> Exercise aim
Scan the records below. List lines holding "does".

[Recorded data]
--------------------

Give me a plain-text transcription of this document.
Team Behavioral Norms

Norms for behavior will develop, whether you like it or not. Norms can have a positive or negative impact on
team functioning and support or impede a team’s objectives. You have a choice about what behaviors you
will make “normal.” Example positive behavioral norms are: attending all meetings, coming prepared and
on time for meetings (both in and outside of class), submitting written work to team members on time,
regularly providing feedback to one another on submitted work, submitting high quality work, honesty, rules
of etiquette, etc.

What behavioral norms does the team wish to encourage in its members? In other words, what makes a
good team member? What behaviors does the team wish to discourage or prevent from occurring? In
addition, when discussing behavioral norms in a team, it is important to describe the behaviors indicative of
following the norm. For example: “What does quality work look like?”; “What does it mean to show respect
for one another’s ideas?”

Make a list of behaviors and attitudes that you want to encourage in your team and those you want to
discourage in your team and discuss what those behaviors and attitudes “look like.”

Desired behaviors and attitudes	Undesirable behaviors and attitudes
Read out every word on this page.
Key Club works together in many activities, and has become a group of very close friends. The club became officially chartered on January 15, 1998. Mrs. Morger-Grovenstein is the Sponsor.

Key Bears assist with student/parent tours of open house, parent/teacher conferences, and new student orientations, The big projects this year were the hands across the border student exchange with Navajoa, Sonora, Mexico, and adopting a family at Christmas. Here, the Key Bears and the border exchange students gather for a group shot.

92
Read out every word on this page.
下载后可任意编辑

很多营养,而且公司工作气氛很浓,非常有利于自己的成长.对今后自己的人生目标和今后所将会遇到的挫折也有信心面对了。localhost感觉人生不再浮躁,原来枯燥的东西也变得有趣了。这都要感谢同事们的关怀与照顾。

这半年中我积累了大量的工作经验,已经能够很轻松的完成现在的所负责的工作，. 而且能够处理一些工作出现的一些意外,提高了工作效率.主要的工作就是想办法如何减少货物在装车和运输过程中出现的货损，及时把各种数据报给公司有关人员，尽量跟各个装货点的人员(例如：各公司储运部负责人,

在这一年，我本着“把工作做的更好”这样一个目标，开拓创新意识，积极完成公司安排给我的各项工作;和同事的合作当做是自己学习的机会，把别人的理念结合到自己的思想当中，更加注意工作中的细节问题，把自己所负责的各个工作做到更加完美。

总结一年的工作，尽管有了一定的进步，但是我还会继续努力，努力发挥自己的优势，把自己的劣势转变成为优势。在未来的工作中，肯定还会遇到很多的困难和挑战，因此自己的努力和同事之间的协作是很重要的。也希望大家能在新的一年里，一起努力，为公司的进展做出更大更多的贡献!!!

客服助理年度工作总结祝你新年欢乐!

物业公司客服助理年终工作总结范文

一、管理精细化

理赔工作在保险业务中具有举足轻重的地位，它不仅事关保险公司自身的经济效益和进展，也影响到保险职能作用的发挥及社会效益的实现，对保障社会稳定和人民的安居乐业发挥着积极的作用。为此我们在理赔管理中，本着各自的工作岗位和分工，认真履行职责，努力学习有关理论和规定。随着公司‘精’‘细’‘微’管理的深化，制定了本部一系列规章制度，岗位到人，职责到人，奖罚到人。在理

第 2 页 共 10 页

--------------------

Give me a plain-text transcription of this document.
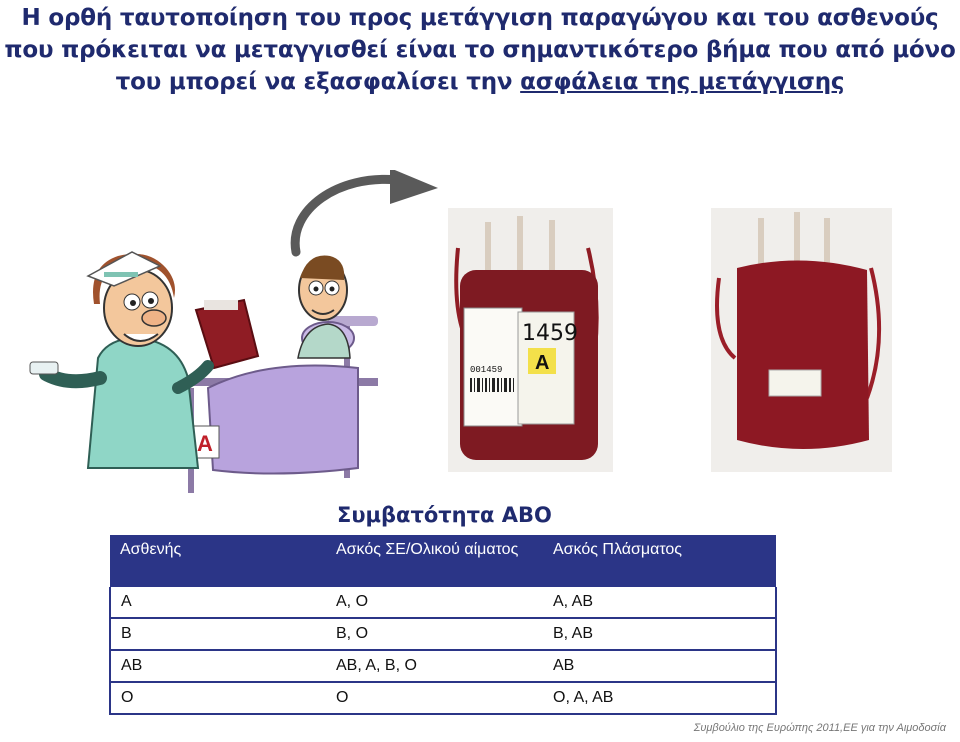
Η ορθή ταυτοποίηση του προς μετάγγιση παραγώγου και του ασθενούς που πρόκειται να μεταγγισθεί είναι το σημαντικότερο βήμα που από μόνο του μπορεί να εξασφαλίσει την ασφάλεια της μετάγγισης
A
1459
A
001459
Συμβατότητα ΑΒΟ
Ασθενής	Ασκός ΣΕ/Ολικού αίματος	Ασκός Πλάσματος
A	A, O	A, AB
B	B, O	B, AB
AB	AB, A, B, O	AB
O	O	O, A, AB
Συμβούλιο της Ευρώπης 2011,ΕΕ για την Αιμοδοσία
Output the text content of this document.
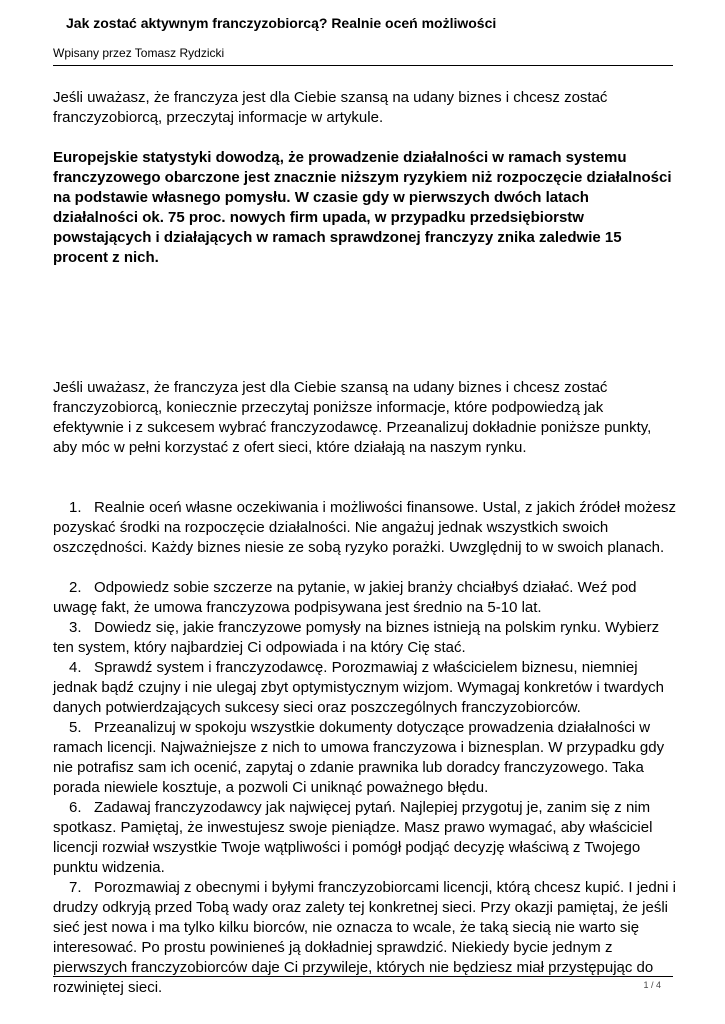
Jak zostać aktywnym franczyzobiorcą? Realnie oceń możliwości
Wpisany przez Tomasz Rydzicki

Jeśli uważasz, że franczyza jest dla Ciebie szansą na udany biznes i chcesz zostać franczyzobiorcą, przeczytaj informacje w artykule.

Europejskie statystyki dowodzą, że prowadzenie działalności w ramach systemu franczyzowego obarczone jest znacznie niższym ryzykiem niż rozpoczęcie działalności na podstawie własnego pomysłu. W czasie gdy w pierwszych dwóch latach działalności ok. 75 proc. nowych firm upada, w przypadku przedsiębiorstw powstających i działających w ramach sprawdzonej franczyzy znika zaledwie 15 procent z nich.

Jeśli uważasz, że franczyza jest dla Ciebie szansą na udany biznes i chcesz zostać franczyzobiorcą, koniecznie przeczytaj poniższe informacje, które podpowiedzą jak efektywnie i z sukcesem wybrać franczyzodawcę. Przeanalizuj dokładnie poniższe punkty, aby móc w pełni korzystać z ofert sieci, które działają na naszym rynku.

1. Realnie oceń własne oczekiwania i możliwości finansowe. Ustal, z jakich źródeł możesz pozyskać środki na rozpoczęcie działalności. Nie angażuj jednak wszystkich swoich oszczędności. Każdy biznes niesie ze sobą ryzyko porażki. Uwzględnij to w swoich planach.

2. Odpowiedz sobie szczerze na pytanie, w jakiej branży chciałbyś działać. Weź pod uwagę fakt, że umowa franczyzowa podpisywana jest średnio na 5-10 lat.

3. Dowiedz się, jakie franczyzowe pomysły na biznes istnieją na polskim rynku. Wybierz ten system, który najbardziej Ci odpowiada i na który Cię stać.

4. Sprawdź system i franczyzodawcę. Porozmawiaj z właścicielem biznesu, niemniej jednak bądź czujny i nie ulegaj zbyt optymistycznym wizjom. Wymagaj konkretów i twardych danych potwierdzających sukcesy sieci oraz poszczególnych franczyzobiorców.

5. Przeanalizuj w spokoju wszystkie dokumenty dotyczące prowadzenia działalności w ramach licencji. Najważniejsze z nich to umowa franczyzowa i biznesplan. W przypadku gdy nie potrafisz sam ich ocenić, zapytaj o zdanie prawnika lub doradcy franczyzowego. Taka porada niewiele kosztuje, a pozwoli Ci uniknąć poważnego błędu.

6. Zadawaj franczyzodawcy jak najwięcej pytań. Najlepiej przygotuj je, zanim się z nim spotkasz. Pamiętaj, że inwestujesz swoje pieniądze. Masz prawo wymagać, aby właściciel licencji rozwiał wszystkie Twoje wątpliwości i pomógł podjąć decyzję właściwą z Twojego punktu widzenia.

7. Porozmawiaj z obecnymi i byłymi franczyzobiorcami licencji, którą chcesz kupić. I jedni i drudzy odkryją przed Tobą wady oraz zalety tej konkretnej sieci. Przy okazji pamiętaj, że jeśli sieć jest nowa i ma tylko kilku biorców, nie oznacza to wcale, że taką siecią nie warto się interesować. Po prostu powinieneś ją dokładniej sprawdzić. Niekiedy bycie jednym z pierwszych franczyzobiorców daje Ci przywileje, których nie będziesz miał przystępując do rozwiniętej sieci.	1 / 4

--------------------

> Task response
What behavioral norms does the team wish to encourage in its members? In other words, what makes a
good team member? What behaviors does the team wish to discourage or prevent from occurring? In
following the norm. For example: “What does quality work look like?”; “What does it mean to show respect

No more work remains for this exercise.